→ Goal of the exercise: Print the entire listing. Each line must match the original exactly.

Lines of data

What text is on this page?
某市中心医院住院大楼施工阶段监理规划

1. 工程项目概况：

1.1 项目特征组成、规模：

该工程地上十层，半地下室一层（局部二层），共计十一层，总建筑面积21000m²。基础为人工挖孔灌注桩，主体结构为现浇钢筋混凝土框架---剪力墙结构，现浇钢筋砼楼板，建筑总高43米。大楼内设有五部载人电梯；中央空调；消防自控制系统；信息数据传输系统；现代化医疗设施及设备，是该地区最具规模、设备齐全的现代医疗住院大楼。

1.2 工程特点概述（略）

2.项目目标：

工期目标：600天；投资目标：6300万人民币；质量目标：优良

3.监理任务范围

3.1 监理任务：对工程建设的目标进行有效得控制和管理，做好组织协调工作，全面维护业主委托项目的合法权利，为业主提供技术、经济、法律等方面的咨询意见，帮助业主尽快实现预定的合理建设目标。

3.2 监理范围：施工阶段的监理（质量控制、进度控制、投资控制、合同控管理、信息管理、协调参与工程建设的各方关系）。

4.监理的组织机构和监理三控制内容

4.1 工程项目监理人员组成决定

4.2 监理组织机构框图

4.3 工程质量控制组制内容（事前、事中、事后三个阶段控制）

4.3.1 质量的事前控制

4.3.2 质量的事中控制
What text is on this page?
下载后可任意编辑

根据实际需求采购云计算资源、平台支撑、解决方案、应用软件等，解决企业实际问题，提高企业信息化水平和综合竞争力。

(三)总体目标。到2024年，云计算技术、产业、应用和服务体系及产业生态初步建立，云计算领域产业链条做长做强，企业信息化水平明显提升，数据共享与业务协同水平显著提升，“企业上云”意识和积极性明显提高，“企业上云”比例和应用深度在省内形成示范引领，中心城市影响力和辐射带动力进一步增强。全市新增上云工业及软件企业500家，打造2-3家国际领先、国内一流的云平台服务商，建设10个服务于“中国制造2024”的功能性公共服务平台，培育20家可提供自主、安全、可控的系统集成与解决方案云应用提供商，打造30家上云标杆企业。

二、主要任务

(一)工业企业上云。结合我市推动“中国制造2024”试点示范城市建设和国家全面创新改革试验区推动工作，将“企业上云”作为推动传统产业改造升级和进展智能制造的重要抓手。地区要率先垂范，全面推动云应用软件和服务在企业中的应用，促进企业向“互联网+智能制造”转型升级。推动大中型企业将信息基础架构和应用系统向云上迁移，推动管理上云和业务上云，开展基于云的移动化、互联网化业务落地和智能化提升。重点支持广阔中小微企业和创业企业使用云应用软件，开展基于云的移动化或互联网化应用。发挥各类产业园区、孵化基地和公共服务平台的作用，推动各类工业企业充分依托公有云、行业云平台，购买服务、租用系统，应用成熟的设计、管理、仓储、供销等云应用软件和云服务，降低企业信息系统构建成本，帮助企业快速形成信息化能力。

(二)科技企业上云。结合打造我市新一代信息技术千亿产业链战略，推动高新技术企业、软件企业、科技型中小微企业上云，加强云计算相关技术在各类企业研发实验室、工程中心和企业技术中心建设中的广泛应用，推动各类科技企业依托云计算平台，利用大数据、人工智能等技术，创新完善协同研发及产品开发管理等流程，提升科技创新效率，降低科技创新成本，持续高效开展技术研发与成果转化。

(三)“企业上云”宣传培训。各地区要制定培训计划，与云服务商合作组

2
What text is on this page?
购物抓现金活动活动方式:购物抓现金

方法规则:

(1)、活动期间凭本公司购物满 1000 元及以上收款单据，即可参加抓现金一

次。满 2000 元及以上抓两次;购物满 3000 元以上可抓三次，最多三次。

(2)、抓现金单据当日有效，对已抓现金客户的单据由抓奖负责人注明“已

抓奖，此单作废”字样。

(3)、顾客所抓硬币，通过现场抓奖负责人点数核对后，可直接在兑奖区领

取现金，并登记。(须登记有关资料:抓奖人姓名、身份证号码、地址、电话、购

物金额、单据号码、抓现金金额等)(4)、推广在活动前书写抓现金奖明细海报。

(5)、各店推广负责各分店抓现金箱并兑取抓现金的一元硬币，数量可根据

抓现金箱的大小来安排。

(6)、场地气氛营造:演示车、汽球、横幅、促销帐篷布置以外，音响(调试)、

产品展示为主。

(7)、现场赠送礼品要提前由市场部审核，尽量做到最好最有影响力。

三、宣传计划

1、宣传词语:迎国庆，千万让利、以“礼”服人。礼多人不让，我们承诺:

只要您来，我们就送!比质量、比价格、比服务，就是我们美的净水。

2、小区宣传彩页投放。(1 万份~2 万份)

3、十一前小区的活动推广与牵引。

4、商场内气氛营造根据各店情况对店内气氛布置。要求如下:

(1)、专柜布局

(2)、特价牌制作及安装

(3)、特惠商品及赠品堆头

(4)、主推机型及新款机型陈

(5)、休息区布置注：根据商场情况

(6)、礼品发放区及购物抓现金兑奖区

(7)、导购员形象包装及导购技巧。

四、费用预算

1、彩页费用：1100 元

→ The completed task:
What text is on this page?
某市中心医院住院大楼施工阶段监理规划

1. 工程项目概况：

1.1 项目特征组成、规模：

该工程地上十层，半地下室一层（局部二层），共计十一层，总建筑面积21000m²。基础为人工挖孔灌注桩，主体结构为现浇钢筋混凝土框架---剪力墙结构，现浇钢筋砼楼板，建筑总高43米。大楼内设有五部载人电梯；中央空调；消防自控制系统；信息数据传输系统；现代化医疗设施及设备，是该地区最具规模、设备齐全的现代医疗住院大楼。

1.2 工程特点概述（略）

2.项目目标：

工期目标：600天；投资目标：6300万人民币；质量目标：优良

3.监理任务范围

3.1 监理任务：对工程建设的目标进行有效得控制和管理，做好组织协调工作，全面维护业主委托项目的合法权利，为业主提供技术、经济、法律等方面的咨询意见，帮助业主尽快实现预定的合理建设目标。

3.2 监理范围：施工阶段的监理（质量控制、进度控制、投资控制、合同控管理、信息管理、协调参与工程建设的各方关系）。

4.监理的组织机构和监理三控制内容

4.1 工程项目监理人员组成决定

4.2 监理组织机构框图

4.3 工程质量控制组制内容（事前、事中、事后三个阶段控制）

4.3.1 质量的事前控制

4.3.2 质量的事中控制
What text is on this page?
下载后可任意编辑

根据实际需求采购云计算资源、平台支撑、解决方案、应用软件等，解决企业实际问题，提高企业信息化水平和综合竞争力。

(三)总体目标。到2024年，云计算技术、产业、应用和服务体系及产业生态初步建立，云计算领域产业链条做长做强，企业信息化水平明显提升，数据共享与业务协同水平显著提升，“企业上云”意识和积极性明显提高，“企业上云”比例和应用深度在省内形成示范引领，中心城市影响力和辐射带动力进一步增强。全市新增上云工业及软件企业500家，打造2-3家国际领先、国内一流的云平台服务商，建设10个服务于“中国制造2024”的功能性公共服务平台，培育20家可提供自主、安全、可控的系统集成与解决方案云应用提供商，打造30家上云标杆企业。

二、主要任务

(一)工业企业上云。结合我市推动“中国制造2024”试点示范城市建设和国家全面创新改革试验区推动工作，将“企业上云”作为推动传统产业改造升级和进展智能制造的重要抓手。地区要率先垂范，全面推动云应用软件和服务在企业中的应用，促进企业向“互联网+智能制造”转型升级。推动大中型企业将信息基础架构和应用系统向云上迁移，推动管理上云和业务上云，开展基于云的移动化、互联网化业务落地和智能化提升。重点支持广阔中小微企业和创业企业使用云应用软件，开展基于云的移动化或互联网化应用。发挥各类产业园区、孵化基地和公共服务平台的作用，推动各类工业企业充分依托公有云、行业云平台，购买服务、租用系统，应用成熟的设计、管理、仓储、供销等云应用软件和云服务，降低企业信息系统构建成本，帮助企业快速形成信息化能力。

(二)科技企业上云。结合打造我市新一代信息技术千亿产业链战略，推动高新技术企业、软件企业、科技型中小微企业上云，加强云计算相关技术在各类企业研发实验室、工程中心和企业技术中心建设中的广泛应用，推动各类科技企业依托云计算平台，利用大数据、人工智能等技术，创新完善协同研发及产品开发管理等流程，提升科技创新效率，降低科技创新成本，持续高效开展技术研发与成果转化。

(三)“企业上云”宣传培训。各地区要制定培训计划，与云服务商合作组

2
What text is on this page?
购物抓现金活动活动方式:购物抓现金

方法规则:

(1)、活动期间凭本公司购物满 1000 元及以上收款单据，即可参加抓现金一

次。满 2000 元及以上抓两次;购物满 3000 元以上可抓三次，最多三次。

(2)、抓现金单据当日有效，对已抓现金客户的单据由抓奖负责人注明“已

抓奖，此单作废”字样。

(3)、顾客所抓硬币，通过现场抓奖负责人点数核对后，可直接在兑奖区领

取现金，并登记。(须登记有关资料:抓奖人姓名、身份证号码、地址、电话、购

物金额、单据号码、抓现金金额等)(4)、推广在活动前书写抓现金奖明细海报。

(5)、各店推广负责各分店抓现金箱并兑取抓现金的一元硬币，数量可根据

抓现金箱的大小来安排。

(6)、场地气氛营造:演示车、汽球、横幅、促销帐篷布置以外，音响(调试)、

产品展示为主。

(7)、现场赠送礼品要提前由市场部审核，尽量做到最好最有影响力。

三、宣传计划

1、宣传词语:迎国庆，千万让利、以“礼”服人。礼多人不让，我们承诺:

只要您来，我们就送!比质量、比价格、比服务，就是我们美的净水。

2、小区宣传彩页投放。(1 万份~2 万份)

3、十一前小区的活动推广与牵引。

4、商场内气氛营造根据各店情况对店内气氛布置。要求如下:

(1)、专柜布局

(2)、特价牌制作及安装

(3)、特惠商品及赠品堆头

(4)、主推机型及新款机型陈

(5)、休息区布置注：根据商场情况

(6)、礼品发放区及购物抓现金兑奖区

(7)、导购员形象包装及导购技巧。

四、费用预算

1、彩页费用：1100 元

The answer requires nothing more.